** Goal of the exercise **
Extract the lines below and reproduce each one exactly, covering every row.

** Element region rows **
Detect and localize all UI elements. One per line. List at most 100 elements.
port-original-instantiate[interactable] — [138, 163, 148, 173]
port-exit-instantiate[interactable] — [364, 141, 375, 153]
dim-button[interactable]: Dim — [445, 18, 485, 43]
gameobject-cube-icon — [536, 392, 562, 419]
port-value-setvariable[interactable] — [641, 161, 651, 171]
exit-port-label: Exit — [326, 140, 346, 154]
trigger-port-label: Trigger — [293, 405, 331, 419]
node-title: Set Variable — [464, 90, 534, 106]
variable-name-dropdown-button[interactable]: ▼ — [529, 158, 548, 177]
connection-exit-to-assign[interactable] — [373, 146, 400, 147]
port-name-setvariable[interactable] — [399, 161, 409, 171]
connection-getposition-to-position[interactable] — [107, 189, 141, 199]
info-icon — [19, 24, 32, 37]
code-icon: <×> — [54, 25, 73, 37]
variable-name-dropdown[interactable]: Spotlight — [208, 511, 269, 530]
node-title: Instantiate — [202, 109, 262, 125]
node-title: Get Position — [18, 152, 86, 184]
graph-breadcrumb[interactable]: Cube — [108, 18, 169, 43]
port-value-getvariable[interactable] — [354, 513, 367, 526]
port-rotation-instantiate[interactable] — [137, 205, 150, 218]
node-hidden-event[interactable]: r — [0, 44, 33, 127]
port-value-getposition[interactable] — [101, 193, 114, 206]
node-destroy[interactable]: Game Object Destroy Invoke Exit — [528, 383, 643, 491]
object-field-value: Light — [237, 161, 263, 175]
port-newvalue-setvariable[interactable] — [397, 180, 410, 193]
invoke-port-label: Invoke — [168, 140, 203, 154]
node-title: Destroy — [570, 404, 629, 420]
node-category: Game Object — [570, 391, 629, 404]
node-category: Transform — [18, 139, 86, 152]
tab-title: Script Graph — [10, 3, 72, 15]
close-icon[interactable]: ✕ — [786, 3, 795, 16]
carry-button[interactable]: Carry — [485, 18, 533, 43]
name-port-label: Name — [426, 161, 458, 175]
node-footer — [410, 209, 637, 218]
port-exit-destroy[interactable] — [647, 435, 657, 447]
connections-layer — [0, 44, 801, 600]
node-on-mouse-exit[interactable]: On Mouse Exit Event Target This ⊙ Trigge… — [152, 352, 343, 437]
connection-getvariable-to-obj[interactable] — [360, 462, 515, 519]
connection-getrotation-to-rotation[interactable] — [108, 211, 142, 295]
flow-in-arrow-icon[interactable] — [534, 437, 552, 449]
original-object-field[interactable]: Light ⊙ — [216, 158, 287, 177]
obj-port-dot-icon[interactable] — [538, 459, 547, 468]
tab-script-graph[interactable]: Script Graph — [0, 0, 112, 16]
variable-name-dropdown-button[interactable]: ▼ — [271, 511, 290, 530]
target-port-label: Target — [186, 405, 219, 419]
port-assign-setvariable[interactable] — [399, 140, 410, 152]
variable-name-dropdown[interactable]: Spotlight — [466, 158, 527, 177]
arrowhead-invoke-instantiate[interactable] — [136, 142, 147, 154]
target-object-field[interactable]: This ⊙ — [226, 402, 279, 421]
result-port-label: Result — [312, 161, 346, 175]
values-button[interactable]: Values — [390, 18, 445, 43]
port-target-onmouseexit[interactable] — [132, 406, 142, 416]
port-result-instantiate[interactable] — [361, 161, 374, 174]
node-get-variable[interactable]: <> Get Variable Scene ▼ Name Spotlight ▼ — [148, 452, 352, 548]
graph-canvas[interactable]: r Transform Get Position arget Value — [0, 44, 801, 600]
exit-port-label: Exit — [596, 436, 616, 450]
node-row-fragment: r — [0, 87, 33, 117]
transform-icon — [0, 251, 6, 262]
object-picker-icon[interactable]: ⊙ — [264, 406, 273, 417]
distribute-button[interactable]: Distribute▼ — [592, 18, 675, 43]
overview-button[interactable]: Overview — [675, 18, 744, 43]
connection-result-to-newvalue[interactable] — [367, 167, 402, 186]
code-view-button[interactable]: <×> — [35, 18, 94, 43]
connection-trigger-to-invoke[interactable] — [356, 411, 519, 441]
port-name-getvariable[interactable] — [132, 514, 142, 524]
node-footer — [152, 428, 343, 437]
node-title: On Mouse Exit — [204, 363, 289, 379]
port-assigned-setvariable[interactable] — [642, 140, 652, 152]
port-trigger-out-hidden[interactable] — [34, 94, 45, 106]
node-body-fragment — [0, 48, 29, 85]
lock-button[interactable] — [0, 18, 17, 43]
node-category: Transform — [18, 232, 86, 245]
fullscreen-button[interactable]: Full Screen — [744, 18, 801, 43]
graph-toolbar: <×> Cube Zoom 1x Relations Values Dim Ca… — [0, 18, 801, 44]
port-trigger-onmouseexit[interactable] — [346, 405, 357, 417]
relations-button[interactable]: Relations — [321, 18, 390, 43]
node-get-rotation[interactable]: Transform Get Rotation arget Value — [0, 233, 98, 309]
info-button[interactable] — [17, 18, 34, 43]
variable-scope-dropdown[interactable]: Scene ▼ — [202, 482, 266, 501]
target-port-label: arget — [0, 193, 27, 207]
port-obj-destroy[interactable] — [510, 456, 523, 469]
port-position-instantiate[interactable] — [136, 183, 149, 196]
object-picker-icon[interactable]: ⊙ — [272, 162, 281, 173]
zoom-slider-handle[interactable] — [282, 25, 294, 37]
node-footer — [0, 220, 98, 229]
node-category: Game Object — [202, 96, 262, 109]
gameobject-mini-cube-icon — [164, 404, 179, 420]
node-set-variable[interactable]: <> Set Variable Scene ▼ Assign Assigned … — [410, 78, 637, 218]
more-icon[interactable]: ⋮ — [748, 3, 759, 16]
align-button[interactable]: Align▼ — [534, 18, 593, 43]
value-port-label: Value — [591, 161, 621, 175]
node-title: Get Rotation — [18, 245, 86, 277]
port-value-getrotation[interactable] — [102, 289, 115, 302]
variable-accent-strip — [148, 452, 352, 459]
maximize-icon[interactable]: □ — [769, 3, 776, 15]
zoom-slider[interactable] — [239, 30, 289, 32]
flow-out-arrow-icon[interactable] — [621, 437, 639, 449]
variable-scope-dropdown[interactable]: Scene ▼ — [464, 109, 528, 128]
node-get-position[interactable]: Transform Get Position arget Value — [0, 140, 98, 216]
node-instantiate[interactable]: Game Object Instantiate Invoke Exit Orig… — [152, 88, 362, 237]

** Task solution **
Detect and localize all UI elements. One per line. List at most 100 elements.
port-original-instantiate[interactable] — [138, 163, 148, 173]
port-exit-instantiate[interactable] — [364, 141, 375, 153]
dim-button[interactable]: Dim — [445, 18, 485, 43]
gameobject-cube-icon — [536, 392, 562, 419]
port-value-setvariable[interactable] — [641, 161, 651, 171]
exit-port-label: Exit — [326, 140, 346, 154]
trigger-port-label: Trigger — [293, 405, 331, 419]
node-title: Set Variable — [464, 90, 534, 106]
variable-name-dropdown-button[interactable]: ▼ — [529, 158, 548, 177]
connection-exit-to-assign[interactable] — [373, 146, 400, 147]
port-name-setvariable[interactable] — [399, 161, 409, 171]
connection-getposition-to-position[interactable] — [107, 189, 141, 199]
info-icon — [19, 24, 32, 37]
code-icon: <×> — [54, 25, 73, 37]
variable-name-dropdown[interactable]: Spotlight — [208, 511, 269, 530]
node-title: Instantiate — [202, 109, 262, 125]
node-title: Get Position — [18, 152, 86, 184]
graph-breadcrumb[interactable]: Cube — [108, 18, 169, 43]
port-value-getvariable[interactable] — [354, 513, 367, 526]
port-rotation-instantiate[interactable] — [137, 205, 150, 218]
node-hidden-event[interactable]: r — [0, 44, 33, 127]
port-value-getposition[interactable] — [101, 193, 114, 206]
node-destroy[interactable]: Game Object Destroy Invoke Exit — [528, 383, 643, 491]
object-field-value: Light — [237, 161, 263, 175]
port-newvalue-setvariable[interactable] — [397, 180, 410, 193]
invoke-port-label: Invoke — [168, 140, 203, 154]
node-title: Destroy — [570, 404, 629, 420]
node-category: Game Object — [570, 391, 629, 404]
node-category: Transform — [18, 139, 86, 152]
tab-title: Script Graph — [10, 3, 72, 15]
close-icon[interactable]: ✕ — [786, 3, 795, 16]
carry-button[interactable]: Carry — [485, 18, 533, 43]
name-port-label: Name — [426, 161, 458, 175]
node-footer — [410, 209, 637, 218]
port-exit-destroy[interactable] — [647, 435, 657, 447]
connections-layer — [0, 44, 801, 600]
node-on-mouse-exit[interactable]: On Mouse Exit Event Target This ⊙ Trigge… — [152, 352, 343, 437]
connection-getvariable-to-obj[interactable] — [360, 462, 515, 519]
connection-getrotation-to-rotation[interactable] — [108, 211, 142, 295]
flow-in-arrow-icon[interactable] — [534, 437, 552, 449]
original-object-field[interactable]: Light ⊙ — [216, 158, 287, 177]
obj-port-dot-icon[interactable] — [538, 459, 547, 468]
tab-script-graph[interactable]: Script Graph — [0, 0, 112, 16]
variable-name-dropdown-button[interactable]: ▼ — [271, 511, 290, 530]
target-port-label: Target — [186, 405, 219, 419]
port-assign-setvariable[interactable] — [399, 140, 410, 152]
variable-name-dropdown[interactable]: Spotlight — [466, 158, 527, 177]
arrowhead-invoke-instantiate[interactable] — [136, 142, 147, 154]
target-object-field[interactable]: This ⊙ — [226, 402, 279, 421]
result-port-label: Result — [312, 161, 346, 175]
values-button[interactable]: Values — [390, 18, 445, 43]
port-target-onmouseexit[interactable] — [132, 406, 142, 416]
port-result-instantiate[interactable] — [361, 161, 374, 174]
node-get-variable[interactable]: <> Get Variable Scene ▼ Name Spotlight ▼ — [148, 452, 352, 548]
graph-canvas[interactable]: r Transform Get Position arget Value — [0, 44, 801, 600]
exit-port-label: Exit — [596, 436, 616, 450]
node-row-fragment: r — [0, 87, 33, 117]
transform-icon — [0, 251, 6, 262]
object-picker-icon[interactable]: ⊙ — [264, 406, 273, 417]
distribute-button[interactable]: Distribute▼ — [592, 18, 675, 43]
overview-button[interactable]: Overview — [675, 18, 744, 43]
connection-result-to-newvalue[interactable] — [367, 167, 402, 186]
code-view-button[interactable]: <×> — [35, 18, 94, 43]
connection-trigger-to-invoke[interactable] — [356, 411, 519, 441]
port-name-getvariable[interactable] — [132, 514, 142, 524]
node-footer — [152, 428, 343, 437]
node-title: On Mouse Exit — [204, 363, 289, 379]
port-assigned-setvariable[interactable] — [642, 140, 652, 152]
port-trigger-out-hidden[interactable] — [34, 94, 45, 106]
node-body-fragment — [0, 48, 29, 85]
lock-button[interactable] — [0, 18, 17, 43]
node-category: Transform — [18, 232, 86, 245]
fullscreen-button[interactable]: Full Screen — [744, 18, 801, 43]
graph-toolbar: <×> Cube Zoom 1x Relations Values Dim Ca… — [0, 18, 801, 44]
port-trigger-onmouseexit[interactable] — [346, 405, 357, 417]
relations-button[interactable]: Relations — [321, 18, 390, 43]
node-get-rotation[interactable]: Transform Get Rotation arget Value — [0, 233, 98, 309]
info-button[interactable] — [17, 18, 34, 43]
variable-scope-dropdown[interactable]: Scene ▼ — [202, 482, 266, 501]
target-port-label: arget — [0, 193, 27, 207]
port-obj-destroy[interactable] — [510, 456, 523, 469]
port-position-instantiate[interactable] — [136, 183, 149, 196]
object-picker-icon[interactable]: ⊙ — [272, 162, 281, 173]
zoom-slider-handle[interactable] — [282, 25, 294, 37]
node-footer — [0, 220, 98, 229]
node-category: Game Object — [202, 96, 262, 109]
gameobject-mini-cube-icon — [164, 404, 179, 420]
node-set-variable[interactable]: <> Set Variable Scene ▼ Assign Assigned … — [410, 78, 637, 218]
more-icon[interactable]: ⋮ — [748, 3, 759, 16]
align-button[interactable]: Align▼ — [534, 18, 593, 43]
value-port-label: Value — [591, 161, 621, 175]
node-title: Get Rotation — [18, 245, 86, 277]
port-value-getrotation[interactable] — [102, 289, 115, 302]
variable-accent-strip — [148, 452, 352, 459]
maximize-icon[interactable]: □ — [769, 3, 776, 15]
zoom-slider[interactable] — [239, 30, 289, 32]
flow-out-arrow-icon[interactable] — [621, 437, 639, 449]
variable-scope-dropdown[interactable]: Scene ▼ — [464, 109, 528, 128]
node-get-position[interactable]: Transform Get Position arget Value — [0, 140, 98, 216]
node-instantiate[interactable]: Game Object Instantiate Invoke Exit Orig… — [152, 88, 362, 237]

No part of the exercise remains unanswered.